(Given problem) List all lines of the data that include the string "supermercados".

(Records supplied)
···
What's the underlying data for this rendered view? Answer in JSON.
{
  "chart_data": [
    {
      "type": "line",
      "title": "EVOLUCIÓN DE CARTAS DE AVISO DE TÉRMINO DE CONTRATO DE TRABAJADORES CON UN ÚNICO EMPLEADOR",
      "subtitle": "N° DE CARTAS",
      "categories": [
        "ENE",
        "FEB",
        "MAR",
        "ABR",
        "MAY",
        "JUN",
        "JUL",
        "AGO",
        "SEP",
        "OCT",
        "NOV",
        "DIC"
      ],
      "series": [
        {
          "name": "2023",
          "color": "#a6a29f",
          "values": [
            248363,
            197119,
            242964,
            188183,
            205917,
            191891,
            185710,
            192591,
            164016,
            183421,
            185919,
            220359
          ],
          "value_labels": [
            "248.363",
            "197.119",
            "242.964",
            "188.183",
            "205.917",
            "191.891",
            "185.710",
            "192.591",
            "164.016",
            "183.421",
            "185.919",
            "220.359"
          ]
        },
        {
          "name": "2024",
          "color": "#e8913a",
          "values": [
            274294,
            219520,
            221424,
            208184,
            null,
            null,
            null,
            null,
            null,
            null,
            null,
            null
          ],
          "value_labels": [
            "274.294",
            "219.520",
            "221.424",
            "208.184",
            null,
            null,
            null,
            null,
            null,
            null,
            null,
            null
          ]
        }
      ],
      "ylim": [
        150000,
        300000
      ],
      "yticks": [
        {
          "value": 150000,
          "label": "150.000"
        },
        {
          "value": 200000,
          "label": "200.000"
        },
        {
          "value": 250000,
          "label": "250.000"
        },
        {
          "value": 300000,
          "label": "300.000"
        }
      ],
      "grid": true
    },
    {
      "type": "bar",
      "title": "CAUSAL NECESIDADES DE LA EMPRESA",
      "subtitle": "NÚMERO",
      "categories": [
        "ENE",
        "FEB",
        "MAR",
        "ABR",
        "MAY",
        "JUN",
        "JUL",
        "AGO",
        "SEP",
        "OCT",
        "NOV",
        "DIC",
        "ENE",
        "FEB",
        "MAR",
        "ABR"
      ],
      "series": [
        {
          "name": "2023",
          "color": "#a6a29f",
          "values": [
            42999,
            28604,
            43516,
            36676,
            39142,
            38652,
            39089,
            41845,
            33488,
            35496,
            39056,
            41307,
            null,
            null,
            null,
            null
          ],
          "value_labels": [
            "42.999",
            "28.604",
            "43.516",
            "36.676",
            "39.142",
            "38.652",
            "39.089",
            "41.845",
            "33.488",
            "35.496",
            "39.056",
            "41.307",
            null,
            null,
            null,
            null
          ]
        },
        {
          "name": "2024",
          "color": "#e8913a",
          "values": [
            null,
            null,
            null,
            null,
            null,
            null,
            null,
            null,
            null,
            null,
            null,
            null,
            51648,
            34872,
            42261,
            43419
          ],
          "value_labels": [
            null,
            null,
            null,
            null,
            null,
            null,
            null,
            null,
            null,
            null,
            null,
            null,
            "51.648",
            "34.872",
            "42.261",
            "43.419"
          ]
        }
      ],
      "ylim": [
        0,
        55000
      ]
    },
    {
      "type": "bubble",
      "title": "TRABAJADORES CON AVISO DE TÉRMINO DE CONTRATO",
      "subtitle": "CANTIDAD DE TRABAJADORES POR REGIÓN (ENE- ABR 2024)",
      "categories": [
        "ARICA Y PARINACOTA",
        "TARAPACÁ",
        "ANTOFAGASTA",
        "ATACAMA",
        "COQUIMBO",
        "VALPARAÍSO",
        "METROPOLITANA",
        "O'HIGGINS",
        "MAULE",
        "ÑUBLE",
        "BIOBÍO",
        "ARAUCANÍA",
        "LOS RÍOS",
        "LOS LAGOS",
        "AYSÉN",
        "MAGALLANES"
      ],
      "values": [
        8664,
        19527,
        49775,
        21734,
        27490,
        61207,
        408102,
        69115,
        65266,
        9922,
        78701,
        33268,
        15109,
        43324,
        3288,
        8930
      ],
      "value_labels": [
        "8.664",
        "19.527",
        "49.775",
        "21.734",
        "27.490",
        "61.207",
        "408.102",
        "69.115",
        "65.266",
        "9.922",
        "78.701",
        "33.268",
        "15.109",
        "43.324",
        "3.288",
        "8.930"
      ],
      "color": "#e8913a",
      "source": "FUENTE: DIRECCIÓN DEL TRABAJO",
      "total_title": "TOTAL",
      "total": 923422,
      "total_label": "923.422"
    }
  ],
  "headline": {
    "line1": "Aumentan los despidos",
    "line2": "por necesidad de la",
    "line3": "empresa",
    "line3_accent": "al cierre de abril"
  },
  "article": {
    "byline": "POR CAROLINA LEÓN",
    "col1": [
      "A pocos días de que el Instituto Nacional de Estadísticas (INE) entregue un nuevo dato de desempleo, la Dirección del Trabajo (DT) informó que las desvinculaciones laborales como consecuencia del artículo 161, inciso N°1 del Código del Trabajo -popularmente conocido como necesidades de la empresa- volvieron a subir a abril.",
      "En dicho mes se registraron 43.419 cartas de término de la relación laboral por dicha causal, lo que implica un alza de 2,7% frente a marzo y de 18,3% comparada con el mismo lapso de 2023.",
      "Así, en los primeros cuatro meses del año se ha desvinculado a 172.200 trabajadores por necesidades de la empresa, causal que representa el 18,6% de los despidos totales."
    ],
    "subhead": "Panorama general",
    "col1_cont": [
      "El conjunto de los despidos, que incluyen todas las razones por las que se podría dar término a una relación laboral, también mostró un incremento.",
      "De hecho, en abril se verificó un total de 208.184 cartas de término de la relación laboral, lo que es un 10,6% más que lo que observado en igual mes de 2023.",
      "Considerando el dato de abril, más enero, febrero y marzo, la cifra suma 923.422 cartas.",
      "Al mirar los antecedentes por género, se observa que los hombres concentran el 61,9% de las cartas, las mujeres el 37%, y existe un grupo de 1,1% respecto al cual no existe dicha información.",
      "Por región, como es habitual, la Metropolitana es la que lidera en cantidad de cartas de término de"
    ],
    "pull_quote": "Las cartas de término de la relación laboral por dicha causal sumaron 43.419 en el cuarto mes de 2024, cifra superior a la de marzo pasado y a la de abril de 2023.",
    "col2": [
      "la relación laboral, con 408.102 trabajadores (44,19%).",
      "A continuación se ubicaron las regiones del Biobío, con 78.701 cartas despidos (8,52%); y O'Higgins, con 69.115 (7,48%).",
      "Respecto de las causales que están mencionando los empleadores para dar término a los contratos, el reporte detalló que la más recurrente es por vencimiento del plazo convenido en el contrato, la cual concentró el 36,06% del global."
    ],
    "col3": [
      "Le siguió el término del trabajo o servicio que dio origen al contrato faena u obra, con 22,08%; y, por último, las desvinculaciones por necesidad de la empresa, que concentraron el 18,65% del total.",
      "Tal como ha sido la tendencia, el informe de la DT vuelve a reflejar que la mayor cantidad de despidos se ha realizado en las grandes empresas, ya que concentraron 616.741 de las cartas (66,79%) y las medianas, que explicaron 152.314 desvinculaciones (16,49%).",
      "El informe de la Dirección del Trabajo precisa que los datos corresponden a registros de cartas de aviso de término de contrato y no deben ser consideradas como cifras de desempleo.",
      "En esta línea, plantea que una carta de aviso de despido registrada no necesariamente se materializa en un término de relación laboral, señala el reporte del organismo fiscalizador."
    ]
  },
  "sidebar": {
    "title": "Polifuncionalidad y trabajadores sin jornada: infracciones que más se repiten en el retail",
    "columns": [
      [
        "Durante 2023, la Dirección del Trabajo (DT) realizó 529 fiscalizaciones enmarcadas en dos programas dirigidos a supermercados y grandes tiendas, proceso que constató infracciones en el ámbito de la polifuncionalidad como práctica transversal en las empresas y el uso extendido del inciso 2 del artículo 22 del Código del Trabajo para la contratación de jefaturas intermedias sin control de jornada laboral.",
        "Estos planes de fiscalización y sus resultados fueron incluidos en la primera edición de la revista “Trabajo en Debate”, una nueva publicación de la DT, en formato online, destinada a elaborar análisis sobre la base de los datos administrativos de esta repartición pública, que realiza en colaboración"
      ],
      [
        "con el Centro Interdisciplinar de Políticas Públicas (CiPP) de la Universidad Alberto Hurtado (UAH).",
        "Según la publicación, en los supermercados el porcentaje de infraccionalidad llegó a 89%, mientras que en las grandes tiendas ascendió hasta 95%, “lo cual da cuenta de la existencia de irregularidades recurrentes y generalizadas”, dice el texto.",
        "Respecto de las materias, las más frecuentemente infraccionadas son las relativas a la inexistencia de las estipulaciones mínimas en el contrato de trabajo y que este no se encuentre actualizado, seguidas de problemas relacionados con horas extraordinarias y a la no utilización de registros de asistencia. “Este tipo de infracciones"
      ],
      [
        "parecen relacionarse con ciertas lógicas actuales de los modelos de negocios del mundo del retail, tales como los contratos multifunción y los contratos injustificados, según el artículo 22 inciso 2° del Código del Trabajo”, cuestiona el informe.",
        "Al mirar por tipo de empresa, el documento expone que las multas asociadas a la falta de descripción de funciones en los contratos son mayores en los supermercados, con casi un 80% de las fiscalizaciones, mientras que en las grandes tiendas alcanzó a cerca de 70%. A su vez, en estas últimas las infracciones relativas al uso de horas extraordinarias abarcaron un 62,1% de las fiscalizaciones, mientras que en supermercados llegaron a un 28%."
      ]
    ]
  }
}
···
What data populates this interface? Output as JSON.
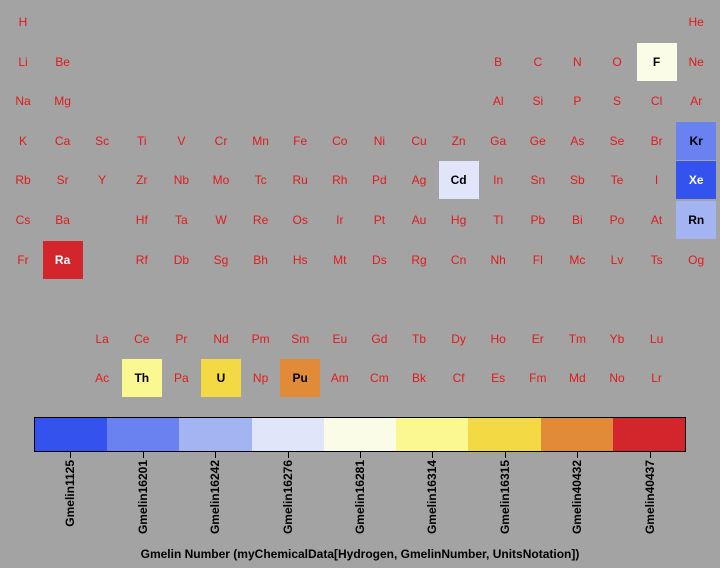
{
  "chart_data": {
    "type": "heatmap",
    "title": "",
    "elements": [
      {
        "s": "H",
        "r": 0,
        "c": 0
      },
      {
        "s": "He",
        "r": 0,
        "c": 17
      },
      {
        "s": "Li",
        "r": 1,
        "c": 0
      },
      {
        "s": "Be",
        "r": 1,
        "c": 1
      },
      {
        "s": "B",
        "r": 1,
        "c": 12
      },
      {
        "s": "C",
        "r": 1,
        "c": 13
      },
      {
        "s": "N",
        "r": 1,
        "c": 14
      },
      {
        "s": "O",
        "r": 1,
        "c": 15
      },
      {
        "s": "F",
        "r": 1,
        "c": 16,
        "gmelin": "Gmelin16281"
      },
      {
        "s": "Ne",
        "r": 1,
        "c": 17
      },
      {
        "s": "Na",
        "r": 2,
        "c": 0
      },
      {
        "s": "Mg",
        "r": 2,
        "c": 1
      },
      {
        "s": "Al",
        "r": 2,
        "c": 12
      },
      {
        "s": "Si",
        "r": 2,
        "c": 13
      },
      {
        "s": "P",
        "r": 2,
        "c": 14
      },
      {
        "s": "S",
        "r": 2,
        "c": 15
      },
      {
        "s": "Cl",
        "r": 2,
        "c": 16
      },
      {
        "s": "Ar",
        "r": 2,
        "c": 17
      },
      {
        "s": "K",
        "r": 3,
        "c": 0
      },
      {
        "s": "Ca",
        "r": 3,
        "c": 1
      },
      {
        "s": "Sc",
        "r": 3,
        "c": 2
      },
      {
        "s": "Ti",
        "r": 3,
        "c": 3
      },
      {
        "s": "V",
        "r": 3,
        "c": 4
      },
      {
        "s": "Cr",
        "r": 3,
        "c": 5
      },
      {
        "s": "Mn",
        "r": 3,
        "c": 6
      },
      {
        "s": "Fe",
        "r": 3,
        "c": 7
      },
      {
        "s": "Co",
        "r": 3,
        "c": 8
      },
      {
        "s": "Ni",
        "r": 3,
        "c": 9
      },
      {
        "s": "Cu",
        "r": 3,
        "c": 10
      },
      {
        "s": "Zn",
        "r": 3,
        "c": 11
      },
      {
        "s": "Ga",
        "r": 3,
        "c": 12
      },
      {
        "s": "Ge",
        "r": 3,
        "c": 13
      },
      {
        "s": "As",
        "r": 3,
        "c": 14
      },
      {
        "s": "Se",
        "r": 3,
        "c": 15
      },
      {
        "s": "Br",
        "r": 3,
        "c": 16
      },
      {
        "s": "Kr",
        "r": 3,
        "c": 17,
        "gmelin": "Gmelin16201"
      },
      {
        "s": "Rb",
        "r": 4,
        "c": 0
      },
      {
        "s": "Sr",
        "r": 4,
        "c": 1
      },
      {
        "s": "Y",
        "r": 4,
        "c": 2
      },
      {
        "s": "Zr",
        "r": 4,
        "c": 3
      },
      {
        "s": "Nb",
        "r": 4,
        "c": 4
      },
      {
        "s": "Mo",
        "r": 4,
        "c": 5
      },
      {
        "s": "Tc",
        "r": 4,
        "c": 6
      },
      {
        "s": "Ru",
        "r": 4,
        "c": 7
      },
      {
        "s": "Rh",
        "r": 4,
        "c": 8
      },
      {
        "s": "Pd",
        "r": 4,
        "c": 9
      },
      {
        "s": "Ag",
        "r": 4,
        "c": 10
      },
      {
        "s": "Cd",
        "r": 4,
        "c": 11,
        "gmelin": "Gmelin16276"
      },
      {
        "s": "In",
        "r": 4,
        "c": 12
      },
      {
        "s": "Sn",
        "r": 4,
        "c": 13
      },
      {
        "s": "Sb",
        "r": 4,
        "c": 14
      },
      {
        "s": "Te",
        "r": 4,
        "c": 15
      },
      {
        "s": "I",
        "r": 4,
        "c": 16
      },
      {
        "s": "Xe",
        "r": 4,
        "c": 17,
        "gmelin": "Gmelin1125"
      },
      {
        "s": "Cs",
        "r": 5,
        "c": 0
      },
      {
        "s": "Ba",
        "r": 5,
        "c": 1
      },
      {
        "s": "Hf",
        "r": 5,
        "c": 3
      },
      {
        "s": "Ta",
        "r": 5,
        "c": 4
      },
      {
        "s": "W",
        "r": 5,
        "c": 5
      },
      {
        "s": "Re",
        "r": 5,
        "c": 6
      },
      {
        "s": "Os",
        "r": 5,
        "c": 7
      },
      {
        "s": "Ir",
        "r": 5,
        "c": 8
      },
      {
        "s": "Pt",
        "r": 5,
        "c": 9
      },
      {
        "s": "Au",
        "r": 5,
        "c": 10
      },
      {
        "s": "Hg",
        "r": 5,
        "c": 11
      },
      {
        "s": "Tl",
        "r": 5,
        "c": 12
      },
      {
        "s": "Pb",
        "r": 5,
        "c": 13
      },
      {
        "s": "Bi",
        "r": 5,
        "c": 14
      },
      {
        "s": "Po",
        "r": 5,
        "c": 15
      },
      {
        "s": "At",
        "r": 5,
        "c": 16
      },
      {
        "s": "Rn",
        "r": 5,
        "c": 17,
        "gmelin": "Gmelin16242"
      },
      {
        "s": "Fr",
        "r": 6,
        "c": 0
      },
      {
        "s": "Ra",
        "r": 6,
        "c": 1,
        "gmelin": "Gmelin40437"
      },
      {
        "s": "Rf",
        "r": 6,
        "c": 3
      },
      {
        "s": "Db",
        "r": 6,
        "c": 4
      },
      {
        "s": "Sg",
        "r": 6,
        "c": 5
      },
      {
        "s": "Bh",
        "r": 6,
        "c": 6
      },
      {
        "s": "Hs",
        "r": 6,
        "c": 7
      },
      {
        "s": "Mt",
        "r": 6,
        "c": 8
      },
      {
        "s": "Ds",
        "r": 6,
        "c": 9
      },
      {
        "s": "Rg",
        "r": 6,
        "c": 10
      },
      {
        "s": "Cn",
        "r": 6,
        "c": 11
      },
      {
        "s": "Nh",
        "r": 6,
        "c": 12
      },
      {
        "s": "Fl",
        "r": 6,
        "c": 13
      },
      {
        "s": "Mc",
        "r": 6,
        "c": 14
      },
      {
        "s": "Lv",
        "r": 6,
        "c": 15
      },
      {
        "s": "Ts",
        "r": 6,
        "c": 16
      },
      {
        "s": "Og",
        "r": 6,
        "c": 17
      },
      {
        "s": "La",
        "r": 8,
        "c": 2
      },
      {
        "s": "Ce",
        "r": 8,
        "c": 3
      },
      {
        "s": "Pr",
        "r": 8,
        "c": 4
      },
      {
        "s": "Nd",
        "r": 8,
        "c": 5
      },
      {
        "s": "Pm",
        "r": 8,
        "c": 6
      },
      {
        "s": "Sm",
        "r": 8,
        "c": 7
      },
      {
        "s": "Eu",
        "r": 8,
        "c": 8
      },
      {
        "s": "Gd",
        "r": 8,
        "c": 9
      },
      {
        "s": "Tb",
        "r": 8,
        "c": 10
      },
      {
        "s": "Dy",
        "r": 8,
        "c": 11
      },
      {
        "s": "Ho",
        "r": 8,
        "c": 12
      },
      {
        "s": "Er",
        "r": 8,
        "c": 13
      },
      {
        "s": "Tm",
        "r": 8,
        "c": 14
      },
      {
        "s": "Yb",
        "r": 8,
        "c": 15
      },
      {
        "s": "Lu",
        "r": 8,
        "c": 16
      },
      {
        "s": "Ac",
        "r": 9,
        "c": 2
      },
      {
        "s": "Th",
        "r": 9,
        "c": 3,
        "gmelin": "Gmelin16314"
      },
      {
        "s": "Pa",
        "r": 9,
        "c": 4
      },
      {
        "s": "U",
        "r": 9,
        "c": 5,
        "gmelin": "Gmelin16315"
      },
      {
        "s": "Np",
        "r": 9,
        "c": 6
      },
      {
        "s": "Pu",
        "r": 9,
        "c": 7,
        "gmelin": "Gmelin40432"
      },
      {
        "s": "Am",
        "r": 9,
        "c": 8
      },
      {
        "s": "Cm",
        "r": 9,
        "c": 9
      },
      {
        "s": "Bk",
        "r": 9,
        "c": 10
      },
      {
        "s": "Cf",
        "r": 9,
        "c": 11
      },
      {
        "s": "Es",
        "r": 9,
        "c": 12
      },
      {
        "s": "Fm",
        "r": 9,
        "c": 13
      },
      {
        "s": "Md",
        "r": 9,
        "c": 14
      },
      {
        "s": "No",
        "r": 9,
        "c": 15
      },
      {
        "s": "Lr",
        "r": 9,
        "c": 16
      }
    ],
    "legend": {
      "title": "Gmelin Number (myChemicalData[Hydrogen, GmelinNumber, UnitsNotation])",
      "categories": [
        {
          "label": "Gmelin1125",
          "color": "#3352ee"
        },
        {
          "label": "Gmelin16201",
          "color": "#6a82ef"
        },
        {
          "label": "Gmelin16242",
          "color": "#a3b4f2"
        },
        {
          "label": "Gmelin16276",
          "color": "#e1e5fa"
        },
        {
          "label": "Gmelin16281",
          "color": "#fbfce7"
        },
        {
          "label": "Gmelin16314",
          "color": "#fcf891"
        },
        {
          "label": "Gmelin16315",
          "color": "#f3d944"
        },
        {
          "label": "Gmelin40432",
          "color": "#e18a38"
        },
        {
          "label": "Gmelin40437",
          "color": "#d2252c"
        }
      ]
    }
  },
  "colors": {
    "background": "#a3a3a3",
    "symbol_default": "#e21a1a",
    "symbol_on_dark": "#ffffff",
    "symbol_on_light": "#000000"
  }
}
···
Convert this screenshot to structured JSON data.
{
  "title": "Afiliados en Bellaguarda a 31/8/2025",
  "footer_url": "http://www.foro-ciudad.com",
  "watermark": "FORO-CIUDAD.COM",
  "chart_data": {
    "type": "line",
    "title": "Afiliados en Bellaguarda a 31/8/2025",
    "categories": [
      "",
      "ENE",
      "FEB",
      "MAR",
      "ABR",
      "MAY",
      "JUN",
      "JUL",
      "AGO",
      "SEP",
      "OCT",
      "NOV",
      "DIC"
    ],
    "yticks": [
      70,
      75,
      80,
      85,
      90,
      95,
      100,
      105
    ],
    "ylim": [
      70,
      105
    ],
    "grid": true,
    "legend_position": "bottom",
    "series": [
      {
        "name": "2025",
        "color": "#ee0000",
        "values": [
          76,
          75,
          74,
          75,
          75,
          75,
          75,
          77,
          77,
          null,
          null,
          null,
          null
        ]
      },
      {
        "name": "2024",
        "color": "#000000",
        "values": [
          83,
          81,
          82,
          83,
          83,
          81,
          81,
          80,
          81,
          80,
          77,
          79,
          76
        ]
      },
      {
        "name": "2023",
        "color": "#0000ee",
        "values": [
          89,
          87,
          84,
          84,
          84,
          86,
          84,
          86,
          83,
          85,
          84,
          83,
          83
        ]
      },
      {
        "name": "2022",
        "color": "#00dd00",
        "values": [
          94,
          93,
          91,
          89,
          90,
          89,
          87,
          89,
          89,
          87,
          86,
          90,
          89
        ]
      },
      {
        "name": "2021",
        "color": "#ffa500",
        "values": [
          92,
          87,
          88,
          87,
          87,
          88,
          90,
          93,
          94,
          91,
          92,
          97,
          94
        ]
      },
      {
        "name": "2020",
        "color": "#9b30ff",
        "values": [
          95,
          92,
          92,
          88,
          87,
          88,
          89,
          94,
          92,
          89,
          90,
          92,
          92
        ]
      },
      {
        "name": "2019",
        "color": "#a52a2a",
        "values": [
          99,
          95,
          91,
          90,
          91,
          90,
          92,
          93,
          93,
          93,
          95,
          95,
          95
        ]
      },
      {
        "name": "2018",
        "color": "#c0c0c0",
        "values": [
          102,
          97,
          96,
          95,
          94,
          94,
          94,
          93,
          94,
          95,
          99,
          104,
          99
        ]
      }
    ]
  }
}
···
(Task solution)
        "Durante 2023, la Dirección del Trabajo (DT) realizó 529 fiscalizaciones enmarcadas en dos programas dirigidos a supermercados y grandes tiendas, proceso que constató infracciones en el ámbito de la polifuncionalidad como práctica transversal en las empresas y el uso extendido del inciso 2 del artículo 22 del Código del Trabajo para la contratación de jefaturas intermedias sin control de jornada laboral.",
        "Según la publicación, en los supermercados el porcentaje de infraccionalidad llegó a 89%, mientras que en las grandes tiendas ascendió hasta 95%, “lo cual da cuenta de la existencia de irregularidades recurrentes y generalizadas”, dice el texto.",
        "Al mirar por tipo de empresa, el documento expone que las multas asociadas a la falta de descripción de funciones en los contratos son mayores en los supermercados, con casi un 80% de las fiscalizaciones, mientras que en las grandes tiendas alcanzó a cerca de 70%. A su vez, en estas últimas las infracciones relativas al uso de horas extraordinarias abarcaron un 62,1% de las fiscalizaciones, mientras que en supermercados llegaron a un 28%."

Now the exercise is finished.